Five years ago, on April 24, 2013, a tragedy in neighbouring Bangladesh shook up everyone. Rana Plaza, a five-storied commercial building, that housed several “sweatshop” clothing factories, a bank and few shops, collapsed and killed 1134 people and injured over 2500. As the ready-made garment industry in Bangladesh employs mostly women, it is no surprise that women formed a significant part of those killed or wounded. The tragedy is considered as the worst garment industry accident in history, and was probably the worst industrial disaster in Bangladesh, in terms of human lives lost.

The industrial disaster was attributed to the ‘structural failure’ of the Plaza. However, the real and hidden reasons are far more important for us to understand and learn from. That is why, in this age of cut-throat competition to attract global capital and to capture market share— which the Modi government is hell-bent upon by bringing in deregulations and promoting Make in India to improve India’s ranking in the Ease of Doing Business Index — Rana Plaza disaster holds great lessons. In that sense, Rana Plaza is an almost forgotten, classic lesson of what pursuing Ease of Doing Business, and the insane pursuit of competitiveness to capture market share, can do to workers, and how dehumanised a whole industry, nay, an entire nation can become!

How did this tragedy take place? To understand that, let’s get back a little into the reasons Bangladesh is so wedded to garment exports. In 2013, when Rana Plaza happened, the global garment retail market size stood at approximately USD 1137 billion, and this is projected to grow to USD 1657 billion by 2020 (projection by Marketline 2017). Four of the largest clothing/ready-made garment exporting countries are China, Bangladesh, Vietnam, and India. What is common between them is that they operate with low labour costs, and lax labour and industrial regulations. Bangladesh is the poorest of these four, with a total GDP of only USD 150 billion, as of 2013.

SUPPLIED MATERIAL:
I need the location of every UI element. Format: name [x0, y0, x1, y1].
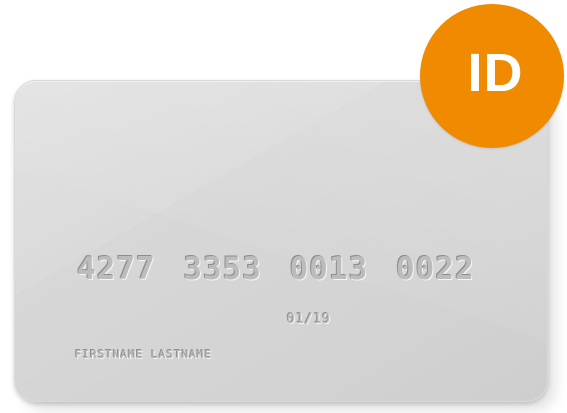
cardholder-name: FIRSTNAME LASTNAME — [75, 348, 213, 361]
id-badge: ID — [420, 4, 564, 148]
card-number: 4277 3353 0013 0022 — [77, 251, 475, 287]
id-badge-label: ID — [467, 43, 524, 103]
card-expiry-date: 01/19 — [287, 312, 332, 327]
id-card-illustration: 4277 3353 0013 0022 01/19 FIRSTNAME LAST… — [0, 0, 567, 413]
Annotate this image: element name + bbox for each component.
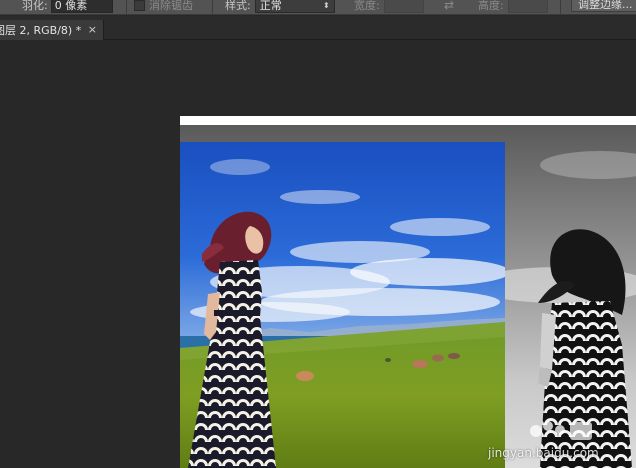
style-select-value: 正常 xyxy=(259,0,282,12)
canvas-white-strip xyxy=(180,116,636,125)
width-input[interactable] xyxy=(383,0,424,13)
document-canvas[interactable]: jingyan.baidu.com xyxy=(180,116,636,468)
document-tab-title: 图层 2, RGB/8) * xyxy=(0,24,82,37)
height-label: 高度: xyxy=(478,0,504,12)
swap-group[interactable]: ⇄ xyxy=(444,0,454,14)
refine-edge-group: 调整边缘... xyxy=(571,0,636,13)
antialias-group[interactable]: 消除锯齿 xyxy=(134,0,193,14)
document-tab[interactable]: 图层 2, RGB/8) * × xyxy=(0,20,104,40)
color-photo-layer xyxy=(180,142,505,468)
separator xyxy=(212,0,213,14)
width-label: 宽度: xyxy=(354,0,380,12)
antialias-checkbox[interactable] xyxy=(134,0,145,11)
feather-input[interactable]: 0 像素 xyxy=(50,0,113,13)
watermark-logo xyxy=(530,421,592,440)
style-group: 样式: 正常 ⬍ xyxy=(225,0,335,14)
refine-edge-button[interactable]: 调整边缘... xyxy=(571,0,636,12)
separator xyxy=(560,0,561,14)
separator xyxy=(126,0,127,14)
height-input[interactable] xyxy=(507,0,548,13)
workspace: jingyan.baidu.com xyxy=(0,41,636,468)
swap-arrows-icon[interactable]: ⇄ xyxy=(444,0,454,12)
style-label: 样式: xyxy=(225,0,251,12)
feather-label: 羽化: xyxy=(22,0,48,12)
document-tab-bar: 图层 2, RGB/8) * × xyxy=(0,16,636,40)
updown-arrows-icon: ⬍ xyxy=(323,0,330,10)
watermark-text: jingyan.baidu.com xyxy=(488,446,599,460)
options-bar: 羽化: 0 像素 消除锯齿 样式: 正常 ⬍ 宽度: ⇄ 高度: 调整边缘... xyxy=(0,0,636,15)
close-icon[interactable]: × xyxy=(88,23,97,36)
antialias-label: 消除锯齿 xyxy=(149,0,193,12)
feather-group: 羽化: 0 像素 xyxy=(22,0,113,14)
height-group: 高度: xyxy=(478,0,548,14)
style-select[interactable]: 正常 ⬍ xyxy=(254,0,335,13)
width-group: 宽度: xyxy=(354,0,424,14)
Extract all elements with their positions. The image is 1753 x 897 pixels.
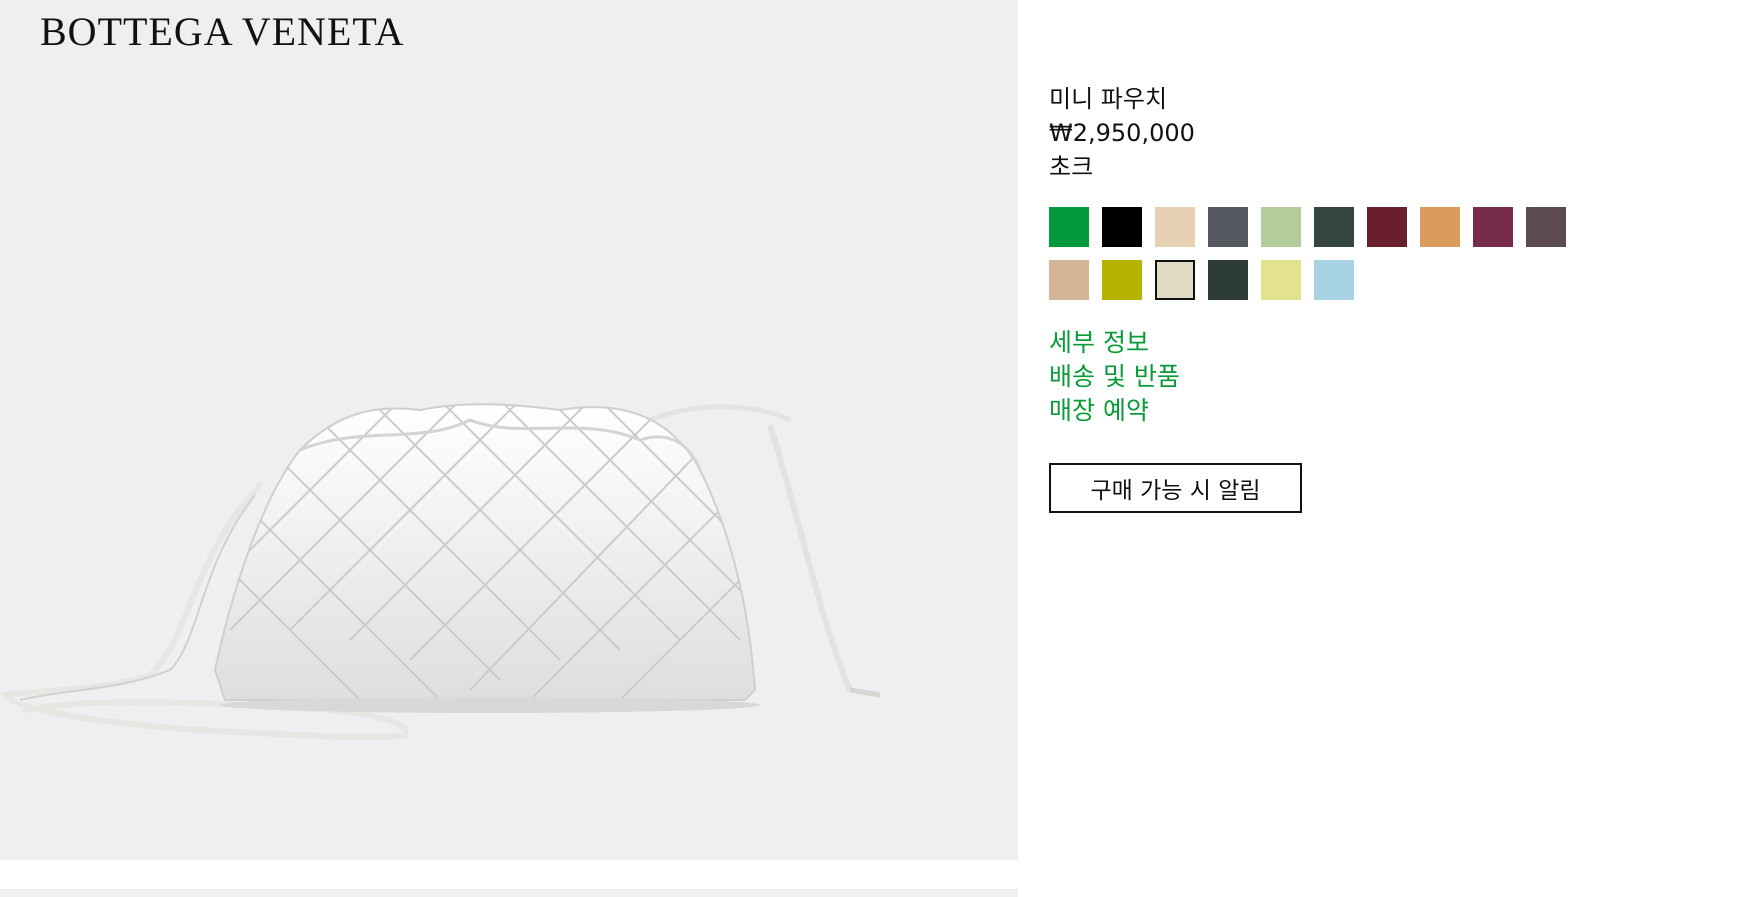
color-swatch-13[interactable] [1155,260,1195,300]
product-name: 미니 파우치 [1049,85,1168,113]
product-page: BOTTEGA VENETA 미니 파우치 ₩2,950,000 초크 세부 정… [0,0,1753,897]
color-swatch-8[interactable] [1420,207,1460,247]
color-swatch-grid [1049,207,1609,300]
color-swatch-9[interactable] [1473,207,1513,247]
product-info: 미니 파우치 ₩2,950,000 초크 [1049,82,1729,184]
product-price: ₩2,950,000 [1049,119,1195,147]
next-image-panel [0,889,1018,897]
color-swatch-3[interactable] [1155,207,1195,247]
woven-pouch-bag-image [0,403,881,741]
notify-when-available-button[interactable]: 구매 가능 시 알림 [1049,463,1302,513]
color-swatch-10[interactable] [1526,207,1566,247]
product-image-panel: BOTTEGA VENETA [0,0,1018,860]
color-swatch-12[interactable] [1102,260,1142,300]
details-link[interactable]: 세부 정보 [1049,326,1180,360]
selected-color-name: 초크 [1049,153,1094,181]
color-swatch-7[interactable] [1367,207,1407,247]
color-swatch-1[interactable] [1049,207,1089,247]
shipping-returns-link[interactable]: 배송 및 반품 [1049,360,1180,394]
color-swatch-4[interactable] [1208,207,1248,247]
store-appointment-link[interactable]: 매장 예약 [1049,394,1180,428]
color-swatch-2[interactable] [1102,207,1142,247]
color-swatch-6[interactable] [1314,207,1354,247]
info-links: 세부 정보 배송 및 반품 매장 예약 [1049,326,1180,428]
color-swatch-14[interactable] [1208,260,1248,300]
color-swatch-11[interactable] [1049,260,1089,300]
color-swatch-16[interactable] [1314,260,1354,300]
color-swatch-5[interactable] [1261,207,1301,247]
color-swatch-15[interactable] [1261,260,1301,300]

PROBLEM STATEMENT: Echo the passage on the Rana Plaza collapse in full, word for word. The records are separate from the passage on the Rana Plaza collapse and stand on their own.

TASK RESULT:
Five years ago, on April 24, 2013, a tragedy in neighbouring Bangladesh shook up everyone. Rana Plaza, a five-storied commercial building, that housed several “sweatshop” clothing factories, a bank and few shops, collapsed and killed 1134 people and injured over 2500. As the ready-made garment industry in Bangladesh employs mostly women, it is no surprise that women formed a significant part of those killed or wounded. The tragedy is considered as the worst garment industry accident in history, and was probably the worst industrial disaster in Bangladesh, in terms of human lives lost.

The industrial disaster was attributed to the ‘structural failure’ of the Plaza. However, the real and hidden reasons are far more important for us to understand and learn from. That is why, in this age of cut-throat competition to attract global capital and to capture market share— which the Modi government is hell-bent upon by bringing in deregulations and promoting Make in India to improve India’s ranking in the Ease of Doing Business Index — Rana Plaza disaster holds great lessons. In that sense, Rana Plaza is an almost forgotten, classic lesson of what pursuing Ease of Doing Business, and the insane pursuit of competitiveness to capture market share, can do to workers, and how dehumanised a whole industry, nay, an entire nation can become!

How did this tragedy take place? To understand that, let’s get back a little into the reasons Bangladesh is so wedded to garment exports. In 2013, when Rana Plaza happened, the global garment retail market size stood at approximately USD 1137 billion, and this is projected to grow to USD 1657 billion by 2020 (projection by Marketline 2017). Four of the largest clothing/ready-made garment exporting countries are China, Bangladesh, Vietnam, and India. What is common between them is that they operate with low labour costs, and lax labour and industrial regulations. Bangladesh is the poorest of these four, with a total GDP of only USD 150 billion, as of 2013.